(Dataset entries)

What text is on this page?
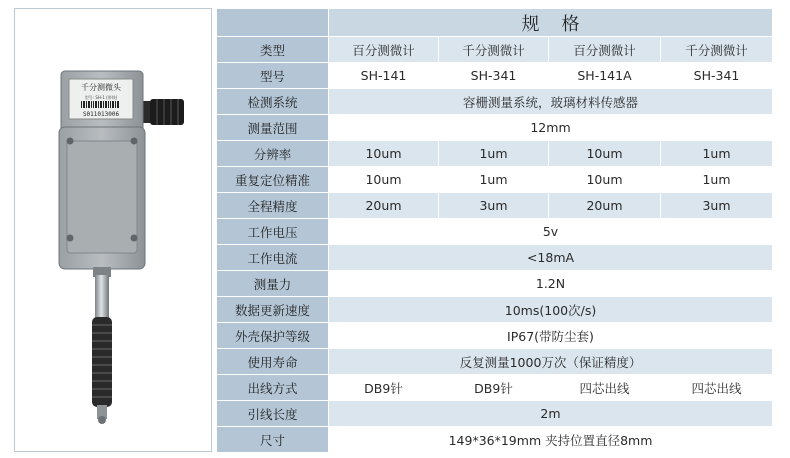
千分测微头
型号: SH-1 (带线)
S011013006
	规格			
类型	百分测微计	千分测微计	百分测微计	千分测微计
型号	SH-141	SH-341	SH-141A	SH-341
检测系统	容栅测量系统，玻璃材料传感器			
测量范围	12mm			
分辨率	10um	1um	10um	1um
重复定位精准	10um	1um	10um	1um
全程精度	20um	3um	20um	3um
工作电压	5v			
工作电流	<18mA			
测量力	1.2N			
数据更新速度	10ms(100次/s)			
外壳保护等级	IP67(带防尘套)			
使用寿命	反复测量1000万次（保证精度）			
出线方式	DB9针	DB9针	四芯出线	四芯出线
引线长度	2m			
尺寸	149*36*19mm 夹持位置直径8mm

**Task details**
Give back every line exactly as it stands, pictures excluded.

**Finished answer**
What text is on this page?
千分测微头
型号: SH-1 (带线)
S011013006
	规格			
类型	百分测微计	千分测微计	百分测微计	千分测微计
型号	SH-141	SH-341	SH-141A	SH-341
检测系统	容栅测量系统，玻璃材料传感器			
测量范围	12mm			
分辨率	10um	1um	10um	1um
重复定位精准	10um	1um	10um	1um
全程精度	20um	3um	20um	3um
工作电压	5v			
工作电流	<18mA			
测量力	1.2N			
数据更新速度	10ms(100次/s)			
外壳保护等级	IP67(带防尘套)			
使用寿命	反复测量1000万次（保证精度）			
出线方式	DB9针	DB9针	四芯出线	四芯出线
引线长度	2m			
尺寸	149*36*19mm 夹持位置直径8mm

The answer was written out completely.